## What the task asks
Repeat every record below exactly, omitting any pictures.
--- Input records ---
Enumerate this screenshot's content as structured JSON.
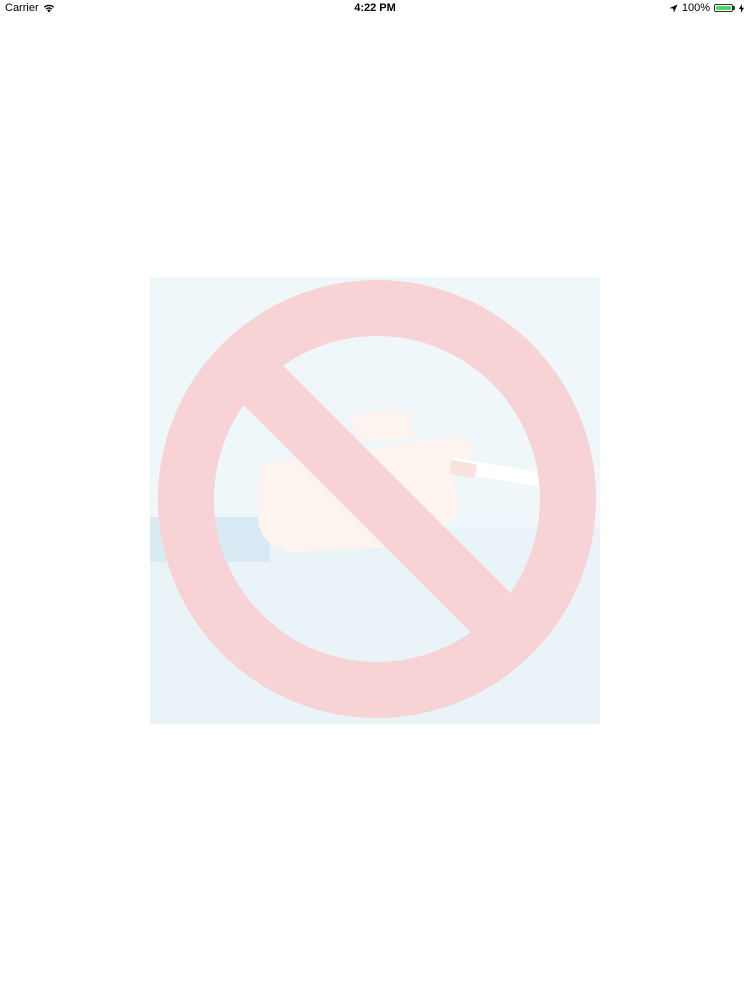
{
  "status_bar": {
    "carrier": "Carrier",
    "time": "4:22 PM",
    "battery_percent": "100%",
    "battery_level": 1.0
  },
  "icons": {
    "wifi": "wifi-icon",
    "location": "location-arrow-icon",
    "battery": "battery-icon",
    "charging": "charging-bolt-icon",
    "prohibition": "no-smoking-icon"
  },
  "colors": {
    "prohibition_red": "#f7d3d6",
    "background_tint": "#eff7fa",
    "battery_green": "#4cd964"
  }
}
---
## Written response
Enumerate this screenshot's content as structured JSON.
{
  "status_bar": {
    "carrier": "Carrier",
    "time": "4:22 PM",
    "battery_percent": "100%",
    "battery_level": 1.0
  },
  "icons": {
    "wifi": "wifi-icon",
    "location": "location-arrow-icon",
    "battery": "battery-icon",
    "charging": "charging-bolt-icon",
    "prohibition": "no-smoking-icon"
  },
  "colors": {
    "prohibition_red": "#f7d3d6",
    "background_tint": "#eff7fa",
    "battery_green": "#4cd964"
  }
}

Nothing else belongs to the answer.